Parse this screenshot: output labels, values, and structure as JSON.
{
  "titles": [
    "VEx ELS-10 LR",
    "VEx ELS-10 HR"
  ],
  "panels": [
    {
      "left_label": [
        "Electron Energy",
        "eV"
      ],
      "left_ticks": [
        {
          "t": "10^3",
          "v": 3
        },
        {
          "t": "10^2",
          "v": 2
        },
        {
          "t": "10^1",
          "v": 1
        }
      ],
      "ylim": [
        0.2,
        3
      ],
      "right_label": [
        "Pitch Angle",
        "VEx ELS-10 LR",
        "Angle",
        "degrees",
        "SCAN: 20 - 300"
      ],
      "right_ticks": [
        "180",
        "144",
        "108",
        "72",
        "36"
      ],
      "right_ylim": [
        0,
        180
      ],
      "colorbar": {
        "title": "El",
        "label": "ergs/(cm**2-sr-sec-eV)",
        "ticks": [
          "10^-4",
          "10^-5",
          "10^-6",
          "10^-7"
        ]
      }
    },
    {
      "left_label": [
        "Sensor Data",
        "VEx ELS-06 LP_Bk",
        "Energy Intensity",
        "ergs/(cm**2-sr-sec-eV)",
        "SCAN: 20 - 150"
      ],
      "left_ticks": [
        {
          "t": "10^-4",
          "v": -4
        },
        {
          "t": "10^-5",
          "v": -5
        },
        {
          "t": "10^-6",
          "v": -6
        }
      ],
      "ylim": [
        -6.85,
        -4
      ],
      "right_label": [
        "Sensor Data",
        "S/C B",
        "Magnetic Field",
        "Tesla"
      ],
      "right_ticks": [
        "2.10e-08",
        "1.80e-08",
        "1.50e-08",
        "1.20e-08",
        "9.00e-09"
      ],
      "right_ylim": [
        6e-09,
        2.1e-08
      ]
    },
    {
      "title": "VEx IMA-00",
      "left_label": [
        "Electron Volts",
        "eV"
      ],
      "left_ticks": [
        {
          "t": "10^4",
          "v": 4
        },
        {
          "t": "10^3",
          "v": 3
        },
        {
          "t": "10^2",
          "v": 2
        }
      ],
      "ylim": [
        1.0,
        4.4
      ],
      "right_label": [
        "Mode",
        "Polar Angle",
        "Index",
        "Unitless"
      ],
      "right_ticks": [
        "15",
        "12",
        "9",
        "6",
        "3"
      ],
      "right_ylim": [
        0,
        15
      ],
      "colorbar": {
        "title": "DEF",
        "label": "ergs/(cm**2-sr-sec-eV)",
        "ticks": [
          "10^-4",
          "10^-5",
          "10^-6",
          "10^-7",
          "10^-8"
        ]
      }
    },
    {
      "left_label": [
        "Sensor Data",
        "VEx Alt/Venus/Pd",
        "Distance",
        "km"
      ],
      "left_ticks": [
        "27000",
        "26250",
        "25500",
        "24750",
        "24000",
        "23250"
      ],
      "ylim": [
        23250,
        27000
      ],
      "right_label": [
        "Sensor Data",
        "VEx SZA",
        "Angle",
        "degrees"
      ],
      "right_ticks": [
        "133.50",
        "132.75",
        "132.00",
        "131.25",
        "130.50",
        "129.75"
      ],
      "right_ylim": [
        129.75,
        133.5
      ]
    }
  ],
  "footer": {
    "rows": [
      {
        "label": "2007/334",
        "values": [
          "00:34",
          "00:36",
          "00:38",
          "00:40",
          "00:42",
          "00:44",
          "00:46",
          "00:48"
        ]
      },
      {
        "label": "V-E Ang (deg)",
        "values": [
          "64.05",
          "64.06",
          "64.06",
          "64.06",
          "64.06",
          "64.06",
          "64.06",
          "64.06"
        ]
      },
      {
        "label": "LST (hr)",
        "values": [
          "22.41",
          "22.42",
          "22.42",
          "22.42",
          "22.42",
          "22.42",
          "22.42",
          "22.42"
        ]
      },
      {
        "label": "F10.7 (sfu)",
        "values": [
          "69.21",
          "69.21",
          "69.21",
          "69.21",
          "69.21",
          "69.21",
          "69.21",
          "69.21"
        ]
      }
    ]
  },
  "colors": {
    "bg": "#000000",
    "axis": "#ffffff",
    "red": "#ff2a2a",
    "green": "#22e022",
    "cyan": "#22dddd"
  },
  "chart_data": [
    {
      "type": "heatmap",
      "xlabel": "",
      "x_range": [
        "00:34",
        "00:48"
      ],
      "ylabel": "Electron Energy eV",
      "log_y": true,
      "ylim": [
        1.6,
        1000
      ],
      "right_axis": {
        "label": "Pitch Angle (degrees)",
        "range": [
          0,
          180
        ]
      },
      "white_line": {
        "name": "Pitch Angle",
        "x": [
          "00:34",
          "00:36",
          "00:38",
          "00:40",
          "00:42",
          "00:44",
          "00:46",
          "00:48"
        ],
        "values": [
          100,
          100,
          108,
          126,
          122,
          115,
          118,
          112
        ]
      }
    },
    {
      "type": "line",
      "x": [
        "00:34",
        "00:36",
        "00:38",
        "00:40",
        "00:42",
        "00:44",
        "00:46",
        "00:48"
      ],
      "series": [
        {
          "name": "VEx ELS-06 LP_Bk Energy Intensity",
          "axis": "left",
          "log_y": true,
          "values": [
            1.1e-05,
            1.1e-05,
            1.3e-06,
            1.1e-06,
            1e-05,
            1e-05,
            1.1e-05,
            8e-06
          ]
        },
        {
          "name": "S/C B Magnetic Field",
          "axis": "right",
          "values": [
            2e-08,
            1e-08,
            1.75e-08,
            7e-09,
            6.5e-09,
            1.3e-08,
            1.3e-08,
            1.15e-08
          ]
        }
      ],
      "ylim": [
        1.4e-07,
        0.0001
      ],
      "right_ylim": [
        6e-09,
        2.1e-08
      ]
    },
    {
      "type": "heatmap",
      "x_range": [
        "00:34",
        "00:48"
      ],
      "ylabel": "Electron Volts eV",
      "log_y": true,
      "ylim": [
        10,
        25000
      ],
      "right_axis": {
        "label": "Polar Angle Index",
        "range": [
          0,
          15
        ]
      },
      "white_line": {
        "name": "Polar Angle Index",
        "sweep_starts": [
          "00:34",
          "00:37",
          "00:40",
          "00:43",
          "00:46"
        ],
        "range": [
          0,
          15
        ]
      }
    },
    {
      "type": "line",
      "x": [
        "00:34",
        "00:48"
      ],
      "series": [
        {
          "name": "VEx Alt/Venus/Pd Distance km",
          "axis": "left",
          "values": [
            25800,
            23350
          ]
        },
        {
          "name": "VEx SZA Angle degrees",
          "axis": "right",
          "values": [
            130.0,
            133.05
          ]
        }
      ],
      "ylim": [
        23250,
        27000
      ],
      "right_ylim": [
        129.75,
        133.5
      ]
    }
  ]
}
+ + + + + + +
Problem statement:
In the records above, find each line that holds the word "ylabel"; copy all such lines.

Reply to the exercise:
      "ylabel": "Electron Energy eV",
      "ylabel": "Electron Volts eV",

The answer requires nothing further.